» Given data
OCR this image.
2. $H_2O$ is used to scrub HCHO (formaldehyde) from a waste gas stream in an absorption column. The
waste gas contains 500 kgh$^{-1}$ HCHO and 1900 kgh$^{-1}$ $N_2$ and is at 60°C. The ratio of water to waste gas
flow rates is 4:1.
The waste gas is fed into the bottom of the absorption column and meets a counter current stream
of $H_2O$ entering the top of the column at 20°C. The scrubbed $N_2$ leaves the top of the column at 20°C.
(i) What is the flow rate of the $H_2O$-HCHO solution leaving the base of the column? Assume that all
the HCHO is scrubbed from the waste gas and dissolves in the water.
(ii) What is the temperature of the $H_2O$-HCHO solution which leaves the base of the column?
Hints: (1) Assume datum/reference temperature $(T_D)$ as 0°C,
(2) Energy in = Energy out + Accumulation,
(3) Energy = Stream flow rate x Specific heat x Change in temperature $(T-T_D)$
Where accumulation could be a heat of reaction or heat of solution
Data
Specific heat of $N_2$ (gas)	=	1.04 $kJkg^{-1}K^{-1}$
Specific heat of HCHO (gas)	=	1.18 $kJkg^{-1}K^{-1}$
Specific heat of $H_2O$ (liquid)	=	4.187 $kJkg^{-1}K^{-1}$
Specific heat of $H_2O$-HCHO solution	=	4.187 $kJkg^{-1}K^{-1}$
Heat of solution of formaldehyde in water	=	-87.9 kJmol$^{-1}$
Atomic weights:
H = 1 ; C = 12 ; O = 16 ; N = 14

» What to produce
Repeat every record exactly as written, please.

» Result of the task
OCR this image.
2. $H_2O$ is used to scrub HCHO (formaldehyde) from a waste gas stream in an absorption column. The
waste gas contains 500 kgh$^{-1}$ HCHO and 1900 kgh$^{-1}$ $N_2$ and is at 60°C. The ratio of water to waste gas
flow rates is 4:1.
The waste gas is fed into the bottom of the absorption column and meets a counter current stream
of $H_2O$ entering the top of the column at 20°C. The scrubbed $N_2$ leaves the top of the column at 20°C.
(i) What is the flow rate of the $H_2O$-HCHO solution leaving the base of the column? Assume that all
the HCHO is scrubbed from the waste gas and dissolves in the water.
(ii) What is the temperature of the $H_2O$-HCHO solution which leaves the base of the column?
Hints: (1) Assume datum/reference temperature $(T_D)$ as 0°C,
(2) Energy in = Energy out + Accumulation,
(3) Energy = Stream flow rate x Specific heat x Change in temperature $(T-T_D)$
Where accumulation could be a heat of reaction or heat of solution
Data
Specific heat of $N_2$ (gas)	=	1.04 $kJkg^{-1}K^{-1}$
Specific heat of HCHO (gas)	=	1.18 $kJkg^{-1}K^{-1}$
Specific heat of $H_2O$ (liquid)	=	4.187 $kJkg^{-1}K^{-1}$
Specific heat of $H_2O$-HCHO solution	=	4.187 $kJkg^{-1}K^{-1}$
Heat of solution of formaldehyde in water	=	-87.9 kJmol$^{-1}$
Atomic weights:
H = 1 ; C = 12 ; O = 16 ; N = 14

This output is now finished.